2. Gebruiksvoorschriften
De gronden bestemd voor openbaar groen
mogen uitsluitend gebruikt worden voor:
a.
groenvoorzieningen,
recreatieve voorzieningen, nutsvoorzieningen, kunstwerken, langzaam
verkeersroutes en water;
b.
groenstructuren,
natuurvriendelijke oevers, water en recreatieve langzaam verkeersroutes met een
maximale breedte van 2,0 m ter plaatse van de aanwijzing 'ecologische zone';
c.
tenminste 1
speelvoorziening van minimaal 100 m².binnen het bestemmingsvlak ter plaatse van
de aanwijzing 'speelvoorziening';
d.
een doorgaande route
voor langzaam verkeer binnen 5 m uit het hart van de aanwijzing 'langzaam
verkeersroute'.
3. Bouwvoorschriften
In of op deze gronden
mogen ten behoeve van de bestemming uitsluitend bouwwerken worden gebouwd met
dien verstande dat voor de bouwhoogte van bouwwerken, geen gebouwen zijnde, het
maximum geldt als bepaald in artikel 16 van het bestemmingsplan Harnaschpolder
Delft, Lookwatering-west en Voordijkshoorn.vastgesteld in maart
2005 en goedgekeurd op ##.

------------------------------------

- [Jouw opdracht]: Hoe breed mogen recreatieve langzaam verkeersroutes volgens de regels voor openbaar groen ter plaatse van de aanwijzing 'ecologische zone' maximaal zijn?

Opgeslagen gegevens:

------------------------------------

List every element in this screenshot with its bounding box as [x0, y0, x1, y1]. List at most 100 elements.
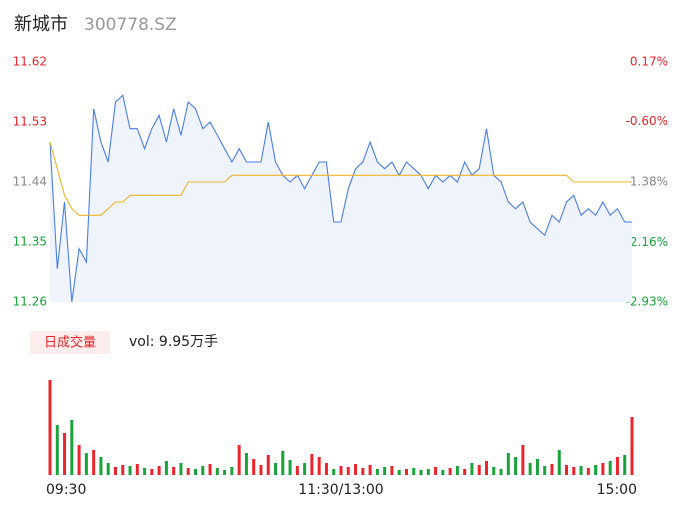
volume-bar [354, 464, 358, 475]
volume-bar [339, 466, 343, 475]
volume-bar [426, 469, 430, 475]
volume-bar [375, 469, 379, 475]
volume-bar [499, 469, 503, 475]
volume-bar [390, 466, 394, 475]
volume-bar [543, 466, 547, 475]
volume-bar [608, 461, 612, 475]
volume-bar [77, 445, 81, 475]
y-tick-label: 11.53 [13, 115, 47, 129]
volume-bar [630, 417, 634, 475]
volume-bar [55, 425, 59, 475]
volume-bar [492, 467, 496, 475]
volume-bar [623, 455, 627, 475]
volume-bar [223, 470, 227, 475]
volume-bar [63, 433, 67, 475]
volume-bar [266, 455, 270, 475]
volume-bar [106, 463, 110, 475]
volume-bar [514, 457, 518, 475]
volume-bar [550, 464, 554, 475]
y-tick-label: 11.62 [13, 55, 47, 69]
x-tick-label: 09:30 [46, 482, 86, 498]
volume-bar [288, 460, 292, 475]
volume-bar [172, 467, 176, 475]
volume-bar [477, 465, 481, 475]
volume-bar [572, 467, 576, 475]
volume-bar [485, 461, 488, 475]
price-area [50, 95, 632, 302]
volume-bar [368, 465, 372, 475]
x-tick-label: 15:00 [597, 482, 637, 498]
volume-bar [143, 468, 147, 475]
volume-bar [244, 453, 248, 475]
volume-bar [317, 457, 321, 475]
volume-bar [281, 451, 285, 475]
volume-bar [150, 469, 154, 475]
stock-code: 300778.SZ [84, 15, 177, 35]
volume-bar [252, 459, 256, 475]
price-line [49, 94, 632, 303]
volume-bar [201, 466, 205, 475]
volume-bar [135, 464, 139, 475]
y-tick-label: 11.44 [13, 175, 47, 189]
volume-bar [186, 468, 190, 475]
volume-bar [84, 453, 88, 475]
volume-bar [324, 463, 328, 475]
y-tick-label: 11.26 [13, 295, 47, 309]
volume-bar [383, 467, 387, 475]
volume-total: vol: 9.95万手 [129, 334, 218, 350]
volume-bar [179, 463, 183, 475]
volume-bar [361, 468, 365, 475]
volume-legend: 日成交量 [44, 335, 96, 351]
volume-bar [259, 465, 263, 475]
y2-tick-label: -1.38% [626, 175, 668, 189]
y2-tick-label: -2.16% [626, 235, 668, 249]
y2-tick-label: 0.17% [630, 55, 668, 69]
volume-bar [70, 420, 74, 475]
volume-bar [310, 454, 314, 475]
volume-bar [579, 466, 583, 475]
volume-legend-box [30, 331, 110, 354]
volume-bar [303, 463, 307, 475]
volume-bar [99, 457, 103, 475]
volume-bar [332, 469, 336, 475]
volume-bar [586, 468, 590, 475]
volume-bar [506, 453, 510, 475]
volume-bar [48, 380, 52, 475]
volume-bar [535, 459, 539, 475]
volume-bar [470, 463, 474, 475]
volume-bar [448, 468, 452, 475]
volume-bar [412, 468, 416, 475]
volume-bar [194, 469, 197, 475]
stock-name: 新城市 [14, 14, 68, 35]
volume-bar [557, 450, 561, 475]
volume-bar [164, 461, 168, 475]
volume-bar [215, 468, 219, 475]
volume-bar [346, 467, 350, 475]
volume-bar [615, 457, 619, 475]
y-tick-label: 11.35 [13, 235, 47, 249]
volume-bar [113, 467, 117, 475]
volume-bar [463, 469, 467, 475]
volume-bar [274, 463, 278, 475]
volume-bar [237, 445, 241, 475]
y2-tick-label: -0.60% [626, 114, 668, 128]
average-line [49, 141, 632, 216]
volume-bar [419, 470, 423, 475]
volume-bar [521, 445, 525, 475]
volume-bar [601, 463, 605, 475]
volume-bar [295, 466, 299, 475]
volume-bar [434, 467, 438, 475]
volume-bar [441, 470, 445, 475]
volume-bar [121, 465, 125, 475]
volume-bar [404, 469, 408, 475]
volume-bar [157, 466, 161, 475]
volume-bar [528, 463, 532, 475]
volume-bar [208, 464, 212, 475]
volume-bar [230, 467, 234, 475]
volume-bar [128, 466, 132, 475]
y2-tick-label: -2.93% [626, 295, 668, 309]
volume-bar [565, 465, 569, 475]
x-tick-label: 11:30/13:00 [298, 482, 383, 498]
volume-bar [397, 470, 401, 475]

------------------------------------

- [Resultaat opdracht]: Maximaal 2,0 m.